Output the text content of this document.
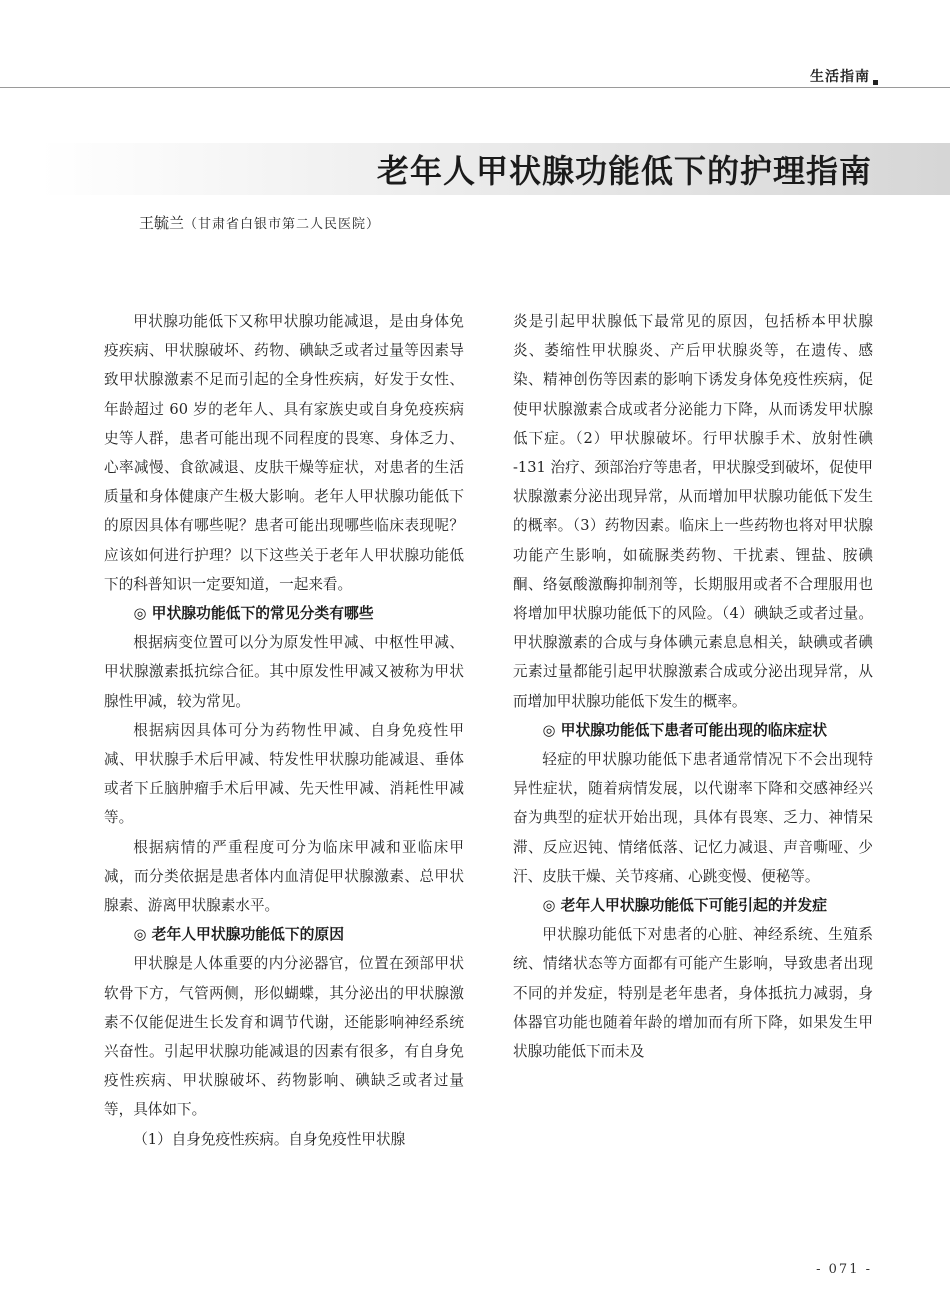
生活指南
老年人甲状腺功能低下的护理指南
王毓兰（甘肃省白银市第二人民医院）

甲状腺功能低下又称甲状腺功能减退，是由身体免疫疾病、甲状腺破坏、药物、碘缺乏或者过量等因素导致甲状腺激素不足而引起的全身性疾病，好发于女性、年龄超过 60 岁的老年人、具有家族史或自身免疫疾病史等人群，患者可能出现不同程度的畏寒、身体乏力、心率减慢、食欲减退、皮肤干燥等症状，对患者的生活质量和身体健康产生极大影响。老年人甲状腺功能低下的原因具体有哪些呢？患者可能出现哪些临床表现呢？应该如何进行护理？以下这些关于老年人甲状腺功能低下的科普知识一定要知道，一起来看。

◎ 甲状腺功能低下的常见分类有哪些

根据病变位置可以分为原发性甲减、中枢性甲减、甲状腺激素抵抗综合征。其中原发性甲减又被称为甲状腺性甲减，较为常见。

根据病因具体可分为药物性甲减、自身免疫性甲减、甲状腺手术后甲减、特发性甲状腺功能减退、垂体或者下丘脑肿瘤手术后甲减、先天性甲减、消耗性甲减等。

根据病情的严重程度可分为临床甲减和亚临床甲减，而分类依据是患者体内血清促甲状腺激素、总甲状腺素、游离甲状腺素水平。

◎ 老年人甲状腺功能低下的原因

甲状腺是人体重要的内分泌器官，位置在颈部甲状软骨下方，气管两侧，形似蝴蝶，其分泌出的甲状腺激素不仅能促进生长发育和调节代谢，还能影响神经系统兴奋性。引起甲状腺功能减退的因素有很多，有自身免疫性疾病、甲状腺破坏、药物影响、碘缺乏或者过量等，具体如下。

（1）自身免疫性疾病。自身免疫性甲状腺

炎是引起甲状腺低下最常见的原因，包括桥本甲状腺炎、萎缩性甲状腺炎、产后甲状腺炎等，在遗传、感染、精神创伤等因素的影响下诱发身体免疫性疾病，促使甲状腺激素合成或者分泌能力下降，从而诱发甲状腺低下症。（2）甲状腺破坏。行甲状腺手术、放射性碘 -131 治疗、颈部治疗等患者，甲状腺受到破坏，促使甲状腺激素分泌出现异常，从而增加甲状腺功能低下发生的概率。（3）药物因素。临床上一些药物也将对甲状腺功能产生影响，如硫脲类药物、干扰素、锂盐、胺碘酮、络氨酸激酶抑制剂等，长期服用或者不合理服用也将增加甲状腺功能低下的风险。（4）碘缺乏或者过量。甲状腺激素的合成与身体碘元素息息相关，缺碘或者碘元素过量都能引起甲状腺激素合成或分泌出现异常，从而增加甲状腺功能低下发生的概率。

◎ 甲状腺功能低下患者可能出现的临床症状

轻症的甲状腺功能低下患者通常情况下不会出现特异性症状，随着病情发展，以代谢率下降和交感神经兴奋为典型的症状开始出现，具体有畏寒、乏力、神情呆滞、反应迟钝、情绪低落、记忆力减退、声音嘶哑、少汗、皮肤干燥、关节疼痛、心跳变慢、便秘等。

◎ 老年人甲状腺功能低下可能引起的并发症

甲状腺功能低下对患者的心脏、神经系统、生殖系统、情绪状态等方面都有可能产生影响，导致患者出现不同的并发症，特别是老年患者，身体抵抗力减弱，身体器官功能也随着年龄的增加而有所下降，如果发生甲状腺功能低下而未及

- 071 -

######

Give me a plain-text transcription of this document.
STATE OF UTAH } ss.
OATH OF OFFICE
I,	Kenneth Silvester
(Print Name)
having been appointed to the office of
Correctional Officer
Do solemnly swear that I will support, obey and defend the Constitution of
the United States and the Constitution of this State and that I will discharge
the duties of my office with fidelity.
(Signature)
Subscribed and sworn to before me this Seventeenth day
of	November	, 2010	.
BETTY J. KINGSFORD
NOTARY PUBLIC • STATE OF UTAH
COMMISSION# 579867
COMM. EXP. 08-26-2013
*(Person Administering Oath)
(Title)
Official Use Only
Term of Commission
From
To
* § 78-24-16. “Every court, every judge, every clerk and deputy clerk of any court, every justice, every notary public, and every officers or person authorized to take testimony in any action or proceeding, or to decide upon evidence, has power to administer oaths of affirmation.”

######

■ WHAT TO DO
Find each line in the records holding the string "Constitution" and show it.

■ TASK SOLUTION
Do solemnly swear that I will support, obey and defend the Constitution of
the United States and the Constitution of this State and that I will discharge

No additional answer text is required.